§ DO THIS
Pull out every line with the word "JSON" from the entries below.

§ DATA TO USE
[START]

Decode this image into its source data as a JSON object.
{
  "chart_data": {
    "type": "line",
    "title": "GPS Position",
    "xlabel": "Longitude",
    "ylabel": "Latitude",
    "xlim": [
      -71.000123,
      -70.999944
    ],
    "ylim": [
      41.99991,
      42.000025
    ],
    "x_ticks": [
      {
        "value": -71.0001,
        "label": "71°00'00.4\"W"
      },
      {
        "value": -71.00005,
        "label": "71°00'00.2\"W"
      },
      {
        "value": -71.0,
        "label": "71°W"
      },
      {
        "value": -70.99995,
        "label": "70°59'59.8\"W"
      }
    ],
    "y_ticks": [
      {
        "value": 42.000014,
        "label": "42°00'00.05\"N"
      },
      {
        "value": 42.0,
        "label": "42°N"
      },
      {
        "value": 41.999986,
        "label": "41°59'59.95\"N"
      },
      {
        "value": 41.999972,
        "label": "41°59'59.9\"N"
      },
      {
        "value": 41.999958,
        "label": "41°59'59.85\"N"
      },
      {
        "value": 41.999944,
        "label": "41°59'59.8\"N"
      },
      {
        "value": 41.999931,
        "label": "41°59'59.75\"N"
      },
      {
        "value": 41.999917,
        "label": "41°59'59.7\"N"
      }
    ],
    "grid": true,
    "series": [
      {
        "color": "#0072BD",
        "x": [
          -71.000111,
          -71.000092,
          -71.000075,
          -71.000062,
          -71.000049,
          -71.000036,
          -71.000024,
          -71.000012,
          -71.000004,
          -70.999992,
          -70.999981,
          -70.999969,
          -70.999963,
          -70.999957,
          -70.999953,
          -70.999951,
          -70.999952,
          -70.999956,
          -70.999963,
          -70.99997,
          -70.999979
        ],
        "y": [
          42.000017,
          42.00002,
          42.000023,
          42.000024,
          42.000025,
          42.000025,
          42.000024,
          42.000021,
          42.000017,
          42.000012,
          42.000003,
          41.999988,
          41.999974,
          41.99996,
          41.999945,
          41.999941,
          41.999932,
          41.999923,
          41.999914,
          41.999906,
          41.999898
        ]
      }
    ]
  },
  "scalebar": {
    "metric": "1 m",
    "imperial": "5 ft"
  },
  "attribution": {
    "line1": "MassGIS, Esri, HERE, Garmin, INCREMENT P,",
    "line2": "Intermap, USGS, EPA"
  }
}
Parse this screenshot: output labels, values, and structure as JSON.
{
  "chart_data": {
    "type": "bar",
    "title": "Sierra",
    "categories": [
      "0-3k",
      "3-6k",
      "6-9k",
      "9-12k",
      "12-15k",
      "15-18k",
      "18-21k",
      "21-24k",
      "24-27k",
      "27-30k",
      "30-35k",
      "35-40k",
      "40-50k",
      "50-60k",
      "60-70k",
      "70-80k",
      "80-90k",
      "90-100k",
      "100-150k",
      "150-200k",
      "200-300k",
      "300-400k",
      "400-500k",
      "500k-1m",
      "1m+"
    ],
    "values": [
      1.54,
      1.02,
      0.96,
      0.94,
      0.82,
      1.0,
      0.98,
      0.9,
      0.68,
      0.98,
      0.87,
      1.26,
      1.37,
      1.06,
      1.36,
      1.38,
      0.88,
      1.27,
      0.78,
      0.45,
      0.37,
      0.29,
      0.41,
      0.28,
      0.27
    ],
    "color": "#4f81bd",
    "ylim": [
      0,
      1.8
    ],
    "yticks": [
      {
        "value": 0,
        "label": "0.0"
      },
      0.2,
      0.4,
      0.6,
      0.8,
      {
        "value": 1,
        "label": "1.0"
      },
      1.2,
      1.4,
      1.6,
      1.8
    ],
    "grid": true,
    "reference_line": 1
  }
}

[END]

§ RESPONSE FOR THIS EXERCISE
Decode this image into its source data as a JSON object.
Parse this screenshot: output labels, values, and structure as JSON.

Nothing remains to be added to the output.